--- begin RECORDED DATA ---
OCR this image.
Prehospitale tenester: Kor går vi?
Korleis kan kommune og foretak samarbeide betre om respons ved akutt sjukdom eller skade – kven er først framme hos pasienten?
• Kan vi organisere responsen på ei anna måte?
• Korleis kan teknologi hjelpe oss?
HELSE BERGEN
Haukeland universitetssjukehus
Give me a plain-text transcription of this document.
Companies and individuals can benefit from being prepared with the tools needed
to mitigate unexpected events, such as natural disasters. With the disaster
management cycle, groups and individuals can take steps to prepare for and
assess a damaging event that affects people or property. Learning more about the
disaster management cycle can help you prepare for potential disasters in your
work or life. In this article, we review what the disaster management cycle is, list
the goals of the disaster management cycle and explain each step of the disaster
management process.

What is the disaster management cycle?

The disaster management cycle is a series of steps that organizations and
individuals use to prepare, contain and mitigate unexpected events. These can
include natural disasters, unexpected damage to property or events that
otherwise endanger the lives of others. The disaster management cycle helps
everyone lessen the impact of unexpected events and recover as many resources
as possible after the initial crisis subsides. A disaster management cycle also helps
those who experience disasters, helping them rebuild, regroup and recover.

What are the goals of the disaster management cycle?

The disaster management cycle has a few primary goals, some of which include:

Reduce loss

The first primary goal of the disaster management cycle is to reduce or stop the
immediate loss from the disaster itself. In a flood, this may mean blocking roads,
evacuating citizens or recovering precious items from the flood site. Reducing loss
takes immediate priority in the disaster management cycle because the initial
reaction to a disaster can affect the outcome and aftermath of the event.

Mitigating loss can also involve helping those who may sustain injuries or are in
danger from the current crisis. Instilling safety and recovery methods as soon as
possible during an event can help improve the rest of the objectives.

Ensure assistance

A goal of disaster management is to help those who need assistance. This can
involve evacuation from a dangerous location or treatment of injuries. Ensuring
--- end RECORDED DATA ---
» **TASK DESCRIPTION**
Extract all lines from the material above that include the word "unexpected".

» **OUTPUT FOR THIS EXERCISE**
to mitigate unexpected events, such as natural disasters. With the disaster
individuals use to prepare, contain and mitigate unexpected events. These can
include natural disasters, unexpected damage to property or events that
everyone lessen the impact of unexpected events and recover as many resources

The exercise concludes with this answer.